Will you write out the data exactly, excluding every picture?
[Begin]
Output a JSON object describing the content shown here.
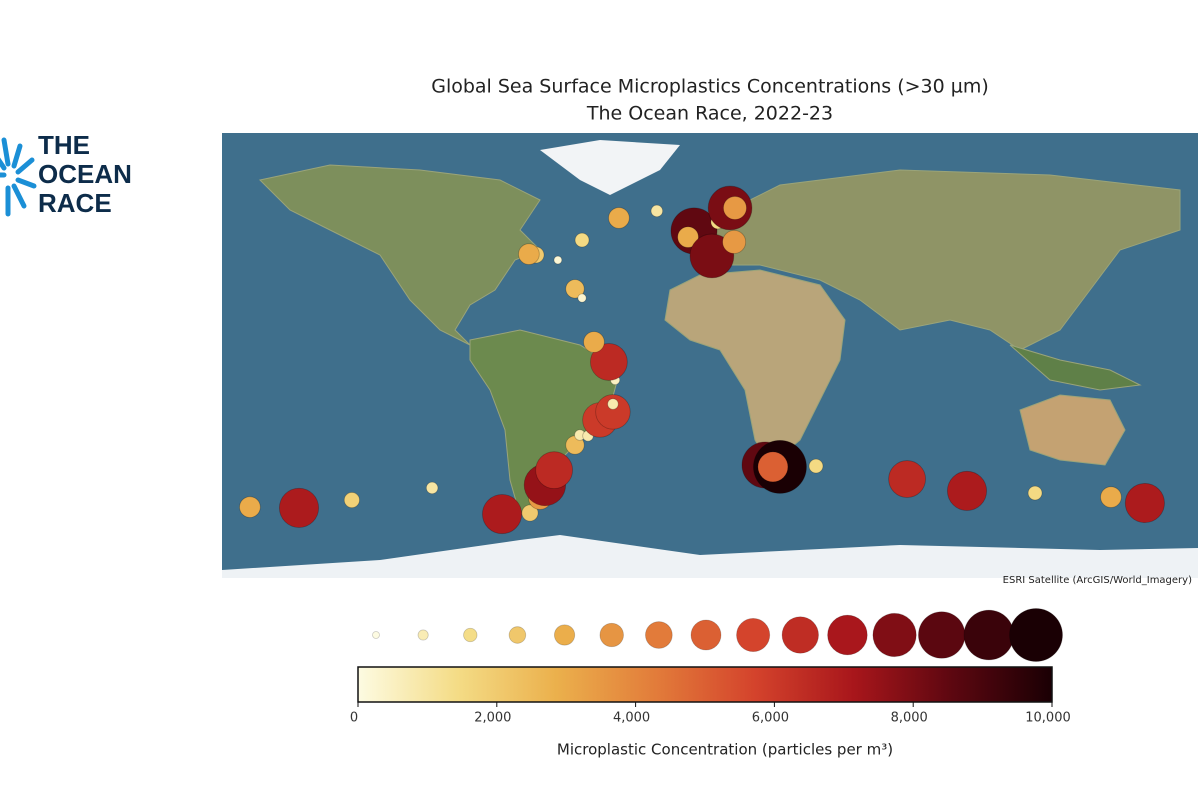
{
  "logo": {
    "lines": [
      "THE",
      "OCEAN",
      "RACE"
    ]
  },
  "chart_data": {
    "type": "scatter",
    "title": [
      "Global Sea Surface Microplastics Concentrations (>30 µm)",
      "The Ocean Race, 2022-23"
    ],
    "attribution": "ESRI Satellite (ArcGIS/World_Imagery)",
    "xlim": [
      -180,
      180
    ],
    "ylim": [
      -80,
      85
    ],
    "x": [
      -169.7,
      -151.6,
      -132.1,
      -102.5,
      -76.7,
      -66.4,
      -62.7,
      -60.9,
      -57.5,
      -49.8,
      -48.0,
      -45.0,
      -41.3,
      -40.6,
      -35.8,
      -35.8,
      -35.0,
      -37.3,
      -42.8,
      -49.8,
      -47.2,
      -56.1,
      -64.2,
      -66.8,
      -47.2,
      -33.6,
      -19.6,
      -5.9,
      -8.1,
      0.7,
      2.9,
      5.2,
      7.4,
      9.2,
      8.9,
      20.3,
      25.8,
      23.2,
      39.1,
      72.7,
      94.8,
      119.9,
      147.9,
      160.4
    ],
    "y": [
      -53.7,
      -54.0,
      -51.1,
      -46.6,
      -56.3,
      -55.9,
      -50.3,
      -45.5,
      -40.0,
      -30.7,
      -27.0,
      -27.3,
      -23.3,
      -21.4,
      -18.4,
      -15.5,
      -6.6,
      0.1,
      7.5,
      27.2,
      23.8,
      37.9,
      39.8,
      40.1,
      45.3,
      53.5,
      56.1,
      48.7,
      46.4,
      39.4,
      52.0,
      54.6,
      57.2,
      57.2,
      44.6,
      -38.1,
      -38.8,
      -38.8,
      -38.5,
      -43.3,
      -47.7,
      -48.5,
      -50.0,
      -52.2
    ],
    "values": [
      3000,
      7000,
      1800,
      1000,
      7000,
      2000,
      3500,
      7500,
      6500,
      2500,
      800,
      800,
      3000,
      6000,
      6000,
      800,
      500,
      6500,
      3000,
      2500,
      300,
      200,
      2000,
      3000,
      1500,
      3000,
      1000,
      8500,
      3000,
      8000,
      1500,
      1500,
      8000,
      3500,
      3500,
      8500,
      10000,
      5000,
      1500,
      6500,
      7000,
      1500,
      3000,
      7000
    ],
    "size_legend": [
      0,
      700,
      1400,
      2100,
      2900,
      3600,
      4300,
      5000,
      5700,
      6400,
      7100,
      7900,
      8600,
      9300,
      10000
    ],
    "colorscale": [
      "#fdfbe2",
      "#f4dc86",
      "#ebb04c",
      "#e27c3a",
      "#d4432c",
      "#a8161b",
      "#5c0710",
      "#1a0004"
    ],
    "clim": [
      0,
      10000
    ],
    "cticks": [
      0,
      {
        "value": 2000,
        "label": "2,000"
      },
      {
        "value": 4000,
        "label": "4,000"
      },
      {
        "value": 6000,
        "label": "6,000"
      },
      {
        "value": 8000,
        "label": "8,000"
      },
      {
        "value": 10000,
        "label": "10,000"
      }
    ],
    "colorbar_label": "Microplastic Concentration (particles per m³)"
  }
}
[End]
- [Full output]:
Output a JSON object describing the content shown here.
{
  "logo": {
    "lines": [
      "THE",
      "OCEAN",
      "RACE"
    ]
  },
  "chart_data": {
    "type": "scatter",
    "title": [
      "Global Sea Surface Microplastics Concentrations (>30 µm)",
      "The Ocean Race, 2022-23"
    ],
    "attribution": "ESRI Satellite (ArcGIS/World_Imagery)",
    "xlim": [
      -180,
      180
    ],
    "ylim": [
      -80,
      85
    ],
    "x": [
      -169.7,
      -151.6,
      -132.1,
      -102.5,
      -76.7,
      -66.4,
      -62.7,
      -60.9,
      -57.5,
      -49.8,
      -48.0,
      -45.0,
      -41.3,
      -40.6,
      -35.8,
      -35.8,
      -35.0,
      -37.3,
      -42.8,
      -49.8,
      -47.2,
      -56.1,
      -64.2,
      -66.8,
      -47.2,
      -33.6,
      -19.6,
      -5.9,
      -8.1,
      0.7,
      2.9,
      5.2,
      7.4,
      9.2,
      8.9,
      20.3,
      25.8,
      23.2,
      39.1,
      72.7,
      94.8,
      119.9,
      147.9,
      160.4
    ],
    "y": [
      -53.7,
      -54.0,
      -51.1,
      -46.6,
      -56.3,
      -55.9,
      -50.3,
      -45.5,
      -40.0,
      -30.7,
      -27.0,
      -27.3,
      -23.3,
      -21.4,
      -18.4,
      -15.5,
      -6.6,
      0.1,
      7.5,
      27.2,
      23.8,
      37.9,
      39.8,
      40.1,
      45.3,
      53.5,
      56.1,
      48.7,
      46.4,
      39.4,
      52.0,
      54.6,
      57.2,
      57.2,
      44.6,
      -38.1,
      -38.8,
      -38.8,
      -38.5,
      -43.3,
      -47.7,
      -48.5,
      -50.0,
      -52.2
    ],
    "values": [
      3000,
      7000,
      1800,
      1000,
      7000,
      2000,
      3500,
      7500,
      6500,
      2500,
      800,
      800,
      3000,
      6000,
      6000,
      800,
      500,
      6500,
      3000,
      2500,
      300,
      200,
      2000,
      3000,
      1500,
      3000,
      1000,
      8500,
      3000,
      8000,
      1500,
      1500,
      8000,
      3500,
      3500,
      8500,
      10000,
      5000,
      1500,
      6500,
      7000,
      1500,
      3000,
      7000
    ],
    "size_legend": [
      0,
      700,
      1400,
      2100,
      2900,
      3600,
      4300,
      5000,
      5700,
      6400,
      7100,
      7900,
      8600,
      9300,
      10000
    ],
    "colorscale": [
      "#fdfbe2",
      "#f4dc86",
      "#ebb04c",
      "#e27c3a",
      "#d4432c",
      "#a8161b",
      "#5c0710",
      "#1a0004"
    ],
    "clim": [
      0,
      10000
    ],
    "cticks": [
      0,
      {
        "value": 2000,
        "label": "2,000"
      },
      {
        "value": 4000,
        "label": "4,000"
      },
      {
        "value": 6000,
        "label": "6,000"
      },
      {
        "value": 8000,
        "label": "8,000"
      },
      {
        "value": 10000,
        "label": "10,000"
      }
    ],
    "colorbar_label": "Microplastic Concentration (particles per m³)"
  }
}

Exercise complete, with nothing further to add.